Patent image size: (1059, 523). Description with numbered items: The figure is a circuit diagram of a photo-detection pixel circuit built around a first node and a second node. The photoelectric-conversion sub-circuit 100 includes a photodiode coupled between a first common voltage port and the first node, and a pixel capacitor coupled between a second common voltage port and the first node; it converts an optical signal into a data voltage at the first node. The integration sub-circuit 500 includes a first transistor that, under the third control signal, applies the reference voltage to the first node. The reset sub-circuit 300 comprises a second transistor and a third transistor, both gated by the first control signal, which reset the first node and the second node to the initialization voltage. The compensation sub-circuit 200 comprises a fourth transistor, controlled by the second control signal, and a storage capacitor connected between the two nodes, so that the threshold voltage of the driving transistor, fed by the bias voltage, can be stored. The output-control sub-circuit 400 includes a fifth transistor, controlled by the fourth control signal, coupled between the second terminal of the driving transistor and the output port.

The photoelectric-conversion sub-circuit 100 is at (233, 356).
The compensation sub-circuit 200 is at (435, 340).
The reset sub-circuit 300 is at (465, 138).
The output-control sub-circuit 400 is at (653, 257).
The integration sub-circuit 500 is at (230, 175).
◆ ◆ ◆
REQUIRED TASK>
Render the rows above as a two-column CSV with the headers text and answer. Put one line per row, with each field in double quotes and its line breaks replaced by spaces.

SOLUTION>
text,answer
"Patent image size: (1059, 523). Description with numbered items: The figure is a circuit diagram of a photo-detection pixel circuit built around a first node and a second node. The photoelectric-conversion sub-circuit 100 includes a photodiode coupled between a first common voltage port and the first node, and a pixel capacitor coupled between a second common voltage port and the first node; it converts an optical signal into a data voltage at the first node. The integration sub-circuit 500 includes a first transistor that, under the third control signal, applies the reference voltage to the first node. The reset sub-circuit 300 comprises a second transistor and a third transistor, both gated by the first control signal, which reset the first node and the second node to the initialization voltage. The compensation sub-circuit 200 comprises a fourth transistor, controlled by the second control signal, and a storage capacitor connected between the two nodes, so that the threshold voltage of the driving transistor, fed by the bias voltage, can be stored. The output-control sub-circuit 400 includes a fifth transistor, controlled by the fourth control signal, coupled between the second terminal of the driving transistor and the output port.","The photoelectric-conversion sub-circuit 100 is at (233, 356). The compensation sub-circuit 200 is at (435, 340). The reset sub-circuit 300 is at (465, 138). The output-control sub-circuit 400 is at (653, 257). The integration sub-circuit 500 is at (230, 175)."